- _Exercise goal_
Print the stretch of the material from its start through the line that contains "staticText: Remember me <box>70", reproducing each line without alteration.

(Rows from a layout dataset)

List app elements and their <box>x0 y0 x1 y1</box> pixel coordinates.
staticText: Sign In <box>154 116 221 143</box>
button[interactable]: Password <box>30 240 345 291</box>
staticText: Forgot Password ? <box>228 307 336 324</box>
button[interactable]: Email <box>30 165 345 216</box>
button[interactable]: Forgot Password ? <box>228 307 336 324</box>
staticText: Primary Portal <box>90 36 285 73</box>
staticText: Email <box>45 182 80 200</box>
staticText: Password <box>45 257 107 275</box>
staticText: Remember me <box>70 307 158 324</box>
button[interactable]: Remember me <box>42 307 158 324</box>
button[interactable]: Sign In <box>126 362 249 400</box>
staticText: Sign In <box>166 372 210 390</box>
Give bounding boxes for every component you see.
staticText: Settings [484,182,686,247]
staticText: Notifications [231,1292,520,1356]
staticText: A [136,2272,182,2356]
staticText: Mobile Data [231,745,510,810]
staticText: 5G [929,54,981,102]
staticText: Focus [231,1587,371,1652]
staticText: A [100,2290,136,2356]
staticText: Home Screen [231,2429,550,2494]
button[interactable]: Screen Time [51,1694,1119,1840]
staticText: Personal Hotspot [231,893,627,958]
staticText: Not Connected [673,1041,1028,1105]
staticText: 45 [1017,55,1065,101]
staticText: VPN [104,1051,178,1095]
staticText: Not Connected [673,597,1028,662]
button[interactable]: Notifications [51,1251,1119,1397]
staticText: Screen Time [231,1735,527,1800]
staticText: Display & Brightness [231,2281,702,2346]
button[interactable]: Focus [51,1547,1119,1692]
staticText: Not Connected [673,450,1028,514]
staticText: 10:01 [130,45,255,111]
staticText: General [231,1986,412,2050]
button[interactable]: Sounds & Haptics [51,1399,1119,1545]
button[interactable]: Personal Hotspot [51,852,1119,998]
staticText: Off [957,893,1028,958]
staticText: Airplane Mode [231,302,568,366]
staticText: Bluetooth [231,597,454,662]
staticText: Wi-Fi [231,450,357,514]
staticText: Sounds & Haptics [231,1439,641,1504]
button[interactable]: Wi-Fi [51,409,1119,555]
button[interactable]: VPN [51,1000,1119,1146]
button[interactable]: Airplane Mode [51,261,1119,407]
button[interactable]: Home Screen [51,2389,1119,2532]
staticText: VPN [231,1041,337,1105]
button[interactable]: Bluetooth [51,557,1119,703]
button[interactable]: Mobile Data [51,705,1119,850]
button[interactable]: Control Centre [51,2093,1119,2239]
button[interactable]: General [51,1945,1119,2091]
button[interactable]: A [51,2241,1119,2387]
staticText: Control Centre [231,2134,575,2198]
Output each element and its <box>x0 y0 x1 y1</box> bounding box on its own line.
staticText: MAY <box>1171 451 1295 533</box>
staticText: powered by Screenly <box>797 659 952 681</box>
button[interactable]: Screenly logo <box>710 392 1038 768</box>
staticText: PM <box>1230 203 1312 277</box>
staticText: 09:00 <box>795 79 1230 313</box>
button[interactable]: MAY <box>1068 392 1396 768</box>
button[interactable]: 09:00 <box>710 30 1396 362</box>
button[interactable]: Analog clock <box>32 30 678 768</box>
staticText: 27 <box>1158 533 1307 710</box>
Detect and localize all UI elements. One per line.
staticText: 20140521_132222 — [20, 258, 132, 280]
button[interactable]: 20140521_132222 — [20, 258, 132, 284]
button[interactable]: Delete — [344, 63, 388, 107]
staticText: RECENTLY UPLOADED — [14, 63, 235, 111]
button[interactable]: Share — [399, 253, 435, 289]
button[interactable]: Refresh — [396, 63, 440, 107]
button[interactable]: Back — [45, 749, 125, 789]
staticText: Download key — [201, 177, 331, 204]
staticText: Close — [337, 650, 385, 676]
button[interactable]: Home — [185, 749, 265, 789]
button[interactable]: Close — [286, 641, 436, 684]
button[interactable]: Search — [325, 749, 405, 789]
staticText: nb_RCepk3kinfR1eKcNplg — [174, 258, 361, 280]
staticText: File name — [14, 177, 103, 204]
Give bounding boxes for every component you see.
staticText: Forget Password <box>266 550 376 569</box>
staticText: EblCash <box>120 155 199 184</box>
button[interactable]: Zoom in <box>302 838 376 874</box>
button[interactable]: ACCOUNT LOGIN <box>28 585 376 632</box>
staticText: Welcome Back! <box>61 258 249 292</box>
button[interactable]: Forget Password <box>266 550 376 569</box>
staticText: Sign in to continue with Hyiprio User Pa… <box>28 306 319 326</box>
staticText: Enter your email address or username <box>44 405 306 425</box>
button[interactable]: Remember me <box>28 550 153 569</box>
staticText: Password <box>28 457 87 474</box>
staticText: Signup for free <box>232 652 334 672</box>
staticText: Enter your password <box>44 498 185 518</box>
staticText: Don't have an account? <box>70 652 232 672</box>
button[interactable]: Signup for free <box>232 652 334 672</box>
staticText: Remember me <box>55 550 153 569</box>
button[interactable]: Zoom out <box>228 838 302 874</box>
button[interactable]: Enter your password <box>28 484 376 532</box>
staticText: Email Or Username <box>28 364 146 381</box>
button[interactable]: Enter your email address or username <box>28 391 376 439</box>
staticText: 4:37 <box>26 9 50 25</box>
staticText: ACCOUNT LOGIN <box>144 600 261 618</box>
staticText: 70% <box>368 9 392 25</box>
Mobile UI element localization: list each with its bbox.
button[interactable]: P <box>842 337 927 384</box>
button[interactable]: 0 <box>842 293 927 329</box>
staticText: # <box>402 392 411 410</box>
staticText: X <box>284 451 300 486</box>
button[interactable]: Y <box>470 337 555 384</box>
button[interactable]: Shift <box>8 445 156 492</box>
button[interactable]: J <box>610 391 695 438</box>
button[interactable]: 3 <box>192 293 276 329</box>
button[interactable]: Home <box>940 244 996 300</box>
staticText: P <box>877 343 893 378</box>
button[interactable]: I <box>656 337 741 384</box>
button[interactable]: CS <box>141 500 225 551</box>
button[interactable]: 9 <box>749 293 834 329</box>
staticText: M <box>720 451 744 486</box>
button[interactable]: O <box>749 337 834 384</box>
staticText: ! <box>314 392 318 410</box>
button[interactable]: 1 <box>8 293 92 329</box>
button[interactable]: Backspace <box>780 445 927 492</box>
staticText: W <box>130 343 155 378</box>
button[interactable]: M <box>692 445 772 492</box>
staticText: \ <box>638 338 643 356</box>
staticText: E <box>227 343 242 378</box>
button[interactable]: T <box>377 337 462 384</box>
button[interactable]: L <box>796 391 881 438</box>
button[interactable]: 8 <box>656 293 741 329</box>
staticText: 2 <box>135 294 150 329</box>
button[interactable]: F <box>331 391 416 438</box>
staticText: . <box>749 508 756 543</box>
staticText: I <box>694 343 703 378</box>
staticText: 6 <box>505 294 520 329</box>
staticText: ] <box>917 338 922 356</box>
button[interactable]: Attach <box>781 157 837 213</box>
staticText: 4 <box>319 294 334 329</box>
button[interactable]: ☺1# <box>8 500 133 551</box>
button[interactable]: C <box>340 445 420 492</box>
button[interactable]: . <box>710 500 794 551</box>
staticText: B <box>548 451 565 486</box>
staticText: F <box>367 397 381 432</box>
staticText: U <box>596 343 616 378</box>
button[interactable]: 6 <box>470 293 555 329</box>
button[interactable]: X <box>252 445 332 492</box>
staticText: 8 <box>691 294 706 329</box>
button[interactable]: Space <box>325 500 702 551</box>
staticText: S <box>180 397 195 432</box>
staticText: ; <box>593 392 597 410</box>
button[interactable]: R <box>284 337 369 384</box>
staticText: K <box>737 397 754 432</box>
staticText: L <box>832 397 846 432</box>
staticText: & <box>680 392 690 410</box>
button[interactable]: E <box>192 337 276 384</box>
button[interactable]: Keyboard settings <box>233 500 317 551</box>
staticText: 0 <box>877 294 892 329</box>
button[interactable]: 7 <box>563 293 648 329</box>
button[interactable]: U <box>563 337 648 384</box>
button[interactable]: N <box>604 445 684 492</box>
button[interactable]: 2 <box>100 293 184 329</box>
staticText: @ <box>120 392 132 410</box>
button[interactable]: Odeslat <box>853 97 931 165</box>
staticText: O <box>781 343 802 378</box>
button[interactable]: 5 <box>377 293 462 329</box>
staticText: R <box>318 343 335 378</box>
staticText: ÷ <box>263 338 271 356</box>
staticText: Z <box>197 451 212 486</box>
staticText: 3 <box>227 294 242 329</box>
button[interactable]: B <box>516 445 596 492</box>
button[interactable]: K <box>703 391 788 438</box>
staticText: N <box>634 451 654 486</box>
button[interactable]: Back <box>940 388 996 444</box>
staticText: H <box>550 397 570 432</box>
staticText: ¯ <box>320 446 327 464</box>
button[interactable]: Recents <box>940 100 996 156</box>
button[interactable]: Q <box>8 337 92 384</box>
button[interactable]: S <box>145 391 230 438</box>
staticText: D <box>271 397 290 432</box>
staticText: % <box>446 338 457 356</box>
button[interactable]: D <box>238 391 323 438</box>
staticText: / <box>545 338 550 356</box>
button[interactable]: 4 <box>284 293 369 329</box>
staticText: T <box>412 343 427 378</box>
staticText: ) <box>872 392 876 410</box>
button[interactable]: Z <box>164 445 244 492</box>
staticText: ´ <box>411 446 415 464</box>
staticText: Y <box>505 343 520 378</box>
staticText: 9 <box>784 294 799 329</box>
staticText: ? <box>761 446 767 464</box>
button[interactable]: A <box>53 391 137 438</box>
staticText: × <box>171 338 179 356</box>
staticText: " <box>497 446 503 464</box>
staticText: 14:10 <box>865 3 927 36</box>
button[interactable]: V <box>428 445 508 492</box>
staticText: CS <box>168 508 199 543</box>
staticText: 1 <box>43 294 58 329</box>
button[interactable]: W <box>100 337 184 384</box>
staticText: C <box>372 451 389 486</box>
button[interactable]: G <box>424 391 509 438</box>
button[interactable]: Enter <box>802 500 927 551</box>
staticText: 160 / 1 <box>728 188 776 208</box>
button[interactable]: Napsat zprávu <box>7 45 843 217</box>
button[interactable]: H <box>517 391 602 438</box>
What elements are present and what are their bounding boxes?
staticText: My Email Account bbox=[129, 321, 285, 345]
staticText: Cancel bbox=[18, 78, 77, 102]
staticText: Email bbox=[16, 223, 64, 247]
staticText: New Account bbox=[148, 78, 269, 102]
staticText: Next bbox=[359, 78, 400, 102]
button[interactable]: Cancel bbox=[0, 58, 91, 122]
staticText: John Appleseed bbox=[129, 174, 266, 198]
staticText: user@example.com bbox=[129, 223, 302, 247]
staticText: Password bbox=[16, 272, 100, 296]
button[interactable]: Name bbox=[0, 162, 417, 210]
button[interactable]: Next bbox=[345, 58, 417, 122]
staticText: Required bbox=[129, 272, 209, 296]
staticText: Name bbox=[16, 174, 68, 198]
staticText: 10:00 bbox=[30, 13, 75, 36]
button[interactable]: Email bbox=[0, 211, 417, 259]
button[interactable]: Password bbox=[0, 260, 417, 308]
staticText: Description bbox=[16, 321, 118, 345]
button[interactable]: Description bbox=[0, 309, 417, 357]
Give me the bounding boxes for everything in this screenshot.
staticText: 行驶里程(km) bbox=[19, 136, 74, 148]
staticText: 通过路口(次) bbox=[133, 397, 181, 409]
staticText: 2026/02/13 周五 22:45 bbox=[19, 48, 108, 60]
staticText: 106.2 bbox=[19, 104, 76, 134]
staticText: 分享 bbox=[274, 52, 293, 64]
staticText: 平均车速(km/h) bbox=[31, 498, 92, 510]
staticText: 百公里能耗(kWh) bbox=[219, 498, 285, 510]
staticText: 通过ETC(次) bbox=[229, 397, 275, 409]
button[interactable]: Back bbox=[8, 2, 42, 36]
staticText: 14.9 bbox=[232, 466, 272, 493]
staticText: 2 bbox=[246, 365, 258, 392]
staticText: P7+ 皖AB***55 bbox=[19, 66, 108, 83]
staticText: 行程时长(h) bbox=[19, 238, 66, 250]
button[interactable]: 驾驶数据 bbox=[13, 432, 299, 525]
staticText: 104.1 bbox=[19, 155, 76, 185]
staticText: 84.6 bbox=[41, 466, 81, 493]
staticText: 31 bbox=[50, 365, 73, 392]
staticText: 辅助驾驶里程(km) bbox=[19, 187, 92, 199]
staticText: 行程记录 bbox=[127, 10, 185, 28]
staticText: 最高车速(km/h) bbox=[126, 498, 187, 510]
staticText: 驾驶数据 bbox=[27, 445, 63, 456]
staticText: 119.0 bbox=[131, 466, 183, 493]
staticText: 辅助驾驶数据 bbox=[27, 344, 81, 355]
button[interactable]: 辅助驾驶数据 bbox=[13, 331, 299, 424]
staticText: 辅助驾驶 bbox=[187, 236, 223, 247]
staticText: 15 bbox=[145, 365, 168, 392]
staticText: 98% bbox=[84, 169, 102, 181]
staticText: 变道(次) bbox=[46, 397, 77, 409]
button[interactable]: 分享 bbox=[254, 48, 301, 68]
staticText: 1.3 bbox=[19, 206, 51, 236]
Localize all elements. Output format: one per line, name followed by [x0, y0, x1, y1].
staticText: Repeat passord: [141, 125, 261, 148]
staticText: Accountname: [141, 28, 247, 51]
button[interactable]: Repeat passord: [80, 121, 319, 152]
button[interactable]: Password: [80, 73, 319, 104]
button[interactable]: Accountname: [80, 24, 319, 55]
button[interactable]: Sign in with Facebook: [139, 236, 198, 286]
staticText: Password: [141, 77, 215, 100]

- _Result_
List app elements and their <box>x0 y0 x1 y1</box> pixel coordinates.
staticText: Sign In <box>154 116 221 143</box>
button[interactable]: Password <box>30 240 345 291</box>
staticText: Forgot Password ? <box>228 307 336 324</box>
button[interactable]: Email <box>30 165 345 216</box>
button[interactable]: Forgot Password ? <box>228 307 336 324</box>
staticText: Primary Portal <box>90 36 285 73</box>
staticText: Email <box>45 182 80 200</box>
staticText: Password <box>45 257 107 275</box>
staticText: Remember me <box>70 307 158 324</box>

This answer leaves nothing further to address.